[Begin]

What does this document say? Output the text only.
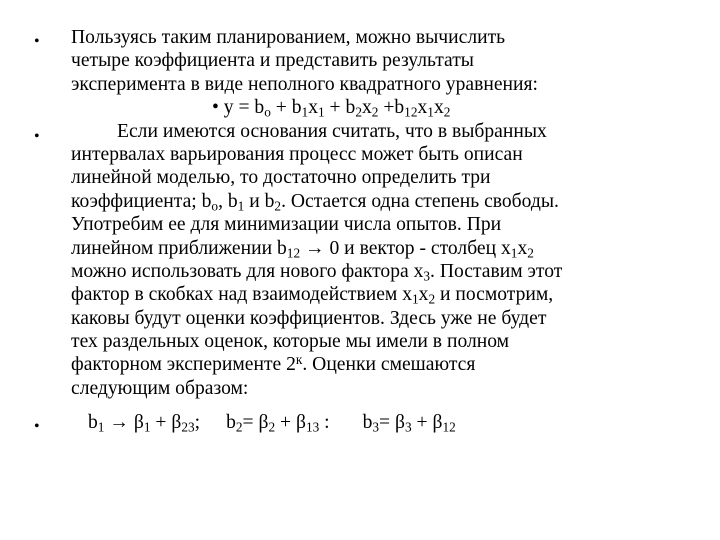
•
•
•
Пользуясь таким планированием, можно вычислить
четыре коэффициента и представить результаты
эксперимента в виде неполного квадратного уравнения:
• $y = b_o + b_1x_1 + b_2x_2 +b_{12}x_1x_2$
Если имеются основания считать, что в выбранных
интервалах варьирования процесс может быть описан
линейной моделью, то достаточно определить три
коэффициента; $b_o$, $b_1$ и $b_2$. Остается одна степень свободы.
Употребим ее для минимизации числа опытов. При
линейном приближении $b_{12} \to 0$ и вектор - столбец $x_1x_2$
можно использовать для нового фактора $x_3$. Поставим этот
фактор в скобках над взаимодействием $x_1x_2$ и посмотрим,
каковы будут оценки коэффициентов. Здесь уже не будет
тех раздельных оценок, которые мы имели в полном
факторном эксперименте $2^к$. Оценки смешаются
следующим образом:
$b_1 \to \beta_1 + \beta_{23}$; $b_2= \beta_2 + \beta_{13}$ : $b_3= \beta_3 + \beta_{12}$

[End]

Return each line of the data, keeping its wording exact and omitting pictures.

* **Response to this exercise**:
What does this document say? Output the text only.
•
•
•
Пользуясь таким планированием, можно вычислить
четыре коэффициента и представить результаты
эксперимента в виде неполного квадратного уравнения:
• $y = b_o + b_1x_1 + b_2x_2 +b_{12}x_1x_2$
Если имеются основания считать, что в выбранных
интервалах варьирования процесс может быть описан
линейной моделью, то достаточно определить три
коэффициента; $b_o$, $b_1$ и $b_2$. Остается одна степень свободы.
Употребим ее для минимизации числа опытов. При
линейном приближении $b_{12} \to 0$ и вектор - столбец $x_1x_2$
можно использовать для нового фактора $x_3$. Поставим этот
фактор в скобках над взаимодействием $x_1x_2$ и посмотрим,
каковы будут оценки коэффициентов. Здесь уже не будет
тех раздельных оценок, которые мы имели в полном
факторном эксперименте $2^к$. Оценки смешаются
следующим образом:
$b_1 \to \beta_1 + \beta_{23}$; $b_2= \beta_2 + \beta_{13}$ : $b_3= \beta_3 + \beta_{12}$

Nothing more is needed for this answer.